(begin)

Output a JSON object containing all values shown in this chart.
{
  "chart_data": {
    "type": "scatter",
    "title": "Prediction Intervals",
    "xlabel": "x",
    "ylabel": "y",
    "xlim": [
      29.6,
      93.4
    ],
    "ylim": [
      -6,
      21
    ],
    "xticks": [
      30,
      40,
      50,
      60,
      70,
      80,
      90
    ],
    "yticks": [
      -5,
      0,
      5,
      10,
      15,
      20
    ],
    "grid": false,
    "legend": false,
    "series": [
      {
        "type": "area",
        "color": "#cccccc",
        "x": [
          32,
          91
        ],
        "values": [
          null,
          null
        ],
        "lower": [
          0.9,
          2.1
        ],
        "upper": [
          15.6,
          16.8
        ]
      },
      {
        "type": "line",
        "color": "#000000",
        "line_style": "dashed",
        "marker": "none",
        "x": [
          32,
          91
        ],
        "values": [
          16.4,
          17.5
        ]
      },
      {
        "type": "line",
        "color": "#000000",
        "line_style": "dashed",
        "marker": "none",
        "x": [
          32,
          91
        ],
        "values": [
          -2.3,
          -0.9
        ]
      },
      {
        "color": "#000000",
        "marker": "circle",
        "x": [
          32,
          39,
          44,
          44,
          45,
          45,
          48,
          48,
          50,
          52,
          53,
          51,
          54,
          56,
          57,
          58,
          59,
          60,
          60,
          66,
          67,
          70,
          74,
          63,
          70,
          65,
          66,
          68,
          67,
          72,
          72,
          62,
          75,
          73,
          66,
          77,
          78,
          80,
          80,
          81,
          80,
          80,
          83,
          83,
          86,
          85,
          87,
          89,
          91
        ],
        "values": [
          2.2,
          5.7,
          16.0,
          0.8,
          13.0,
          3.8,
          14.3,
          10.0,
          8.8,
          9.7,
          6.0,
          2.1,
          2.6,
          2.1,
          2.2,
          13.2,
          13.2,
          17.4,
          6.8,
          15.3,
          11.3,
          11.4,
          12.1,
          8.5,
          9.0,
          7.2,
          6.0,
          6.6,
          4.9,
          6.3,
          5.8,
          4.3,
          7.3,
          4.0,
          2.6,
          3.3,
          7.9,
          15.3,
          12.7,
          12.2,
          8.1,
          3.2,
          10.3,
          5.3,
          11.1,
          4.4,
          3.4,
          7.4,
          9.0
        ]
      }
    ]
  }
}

(end)

PROBLEM TO WORK ON
All of the entries above should be written out again exactly.

EXERCISE ANSWER
Output a JSON object containing all values shown in this chart.
{
  "chart_data": {
    "type": "scatter",
    "title": "Prediction Intervals",
    "xlabel": "x",
    "ylabel": "y",
    "xlim": [
      29.6,
      93.4
    ],
    "ylim": [
      -6,
      21
    ],
    "xticks": [
      30,
      40,
      50,
      60,
      70,
      80,
      90
    ],
    "yticks": [
      -5,
      0,
      5,
      10,
      15,
      20
    ],
    "grid": false,
    "legend": false,
    "series": [
      {
        "type": "area",
        "color": "#cccccc",
        "x": [
          32,
          91
        ],
        "values": [
          null,
          null
        ],
        "lower": [
          0.9,
          2.1
        ],
        "upper": [
          15.6,
          16.8
        ]
      },
      {
        "type": "line",
        "color": "#000000",
        "line_style": "dashed",
        "marker": "none",
        "x": [
          32,
          91
        ],
        "values": [
          16.4,
          17.5
        ]
      },
      {
        "type": "line",
        "color": "#000000",
        "line_style": "dashed",
        "marker": "none",
        "x": [
          32,
          91
        ],
        "values": [
          -2.3,
          -0.9
        ]
      },
      {
        "color": "#000000",
        "marker": "circle",
        "x": [
          32,
          39,
          44,
          44,
          45,
          45,
          48,
          48,
          50,
          52,
          53,
          51,
          54,
          56,
          57,
          58,
          59,
          60,
          60,
          66,
          67,
          70,
          74,
          63,
          70,
          65,
          66,
          68,
          67,
          72,
          72,
          62,
          75,
          73,
          66,
          77,
          78,
          80,
          80,
          81,
          80,
          80,
          83,
          83,
          86,
          85,
          87,
          89,
          91
        ],
        "values": [
          2.2,
          5.7,
          16.0,
          0.8,
          13.0,
          3.8,
          14.3,
          10.0,
          8.8,
          9.7,
          6.0,
          2.1,
          2.6,
          2.1,
          2.2,
          13.2,
          13.2,
          17.4,
          6.8,
          15.3,
          11.3,
          11.4,
          12.1,
          8.5,
          9.0,
          7.2,
          6.0,
          6.6,
          4.9,
          6.3,
          5.8,
          4.3,
          7.3,
          4.0,
          2.6,
          3.3,
          7.9,
          15.3,
          12.7,
          12.2,
          8.1,
          3.2,
          10.3,
          5.3,
          11.1,
          4.4,
          3.4,
          7.4,
          9.0
        ]
      }
    ]
  }
}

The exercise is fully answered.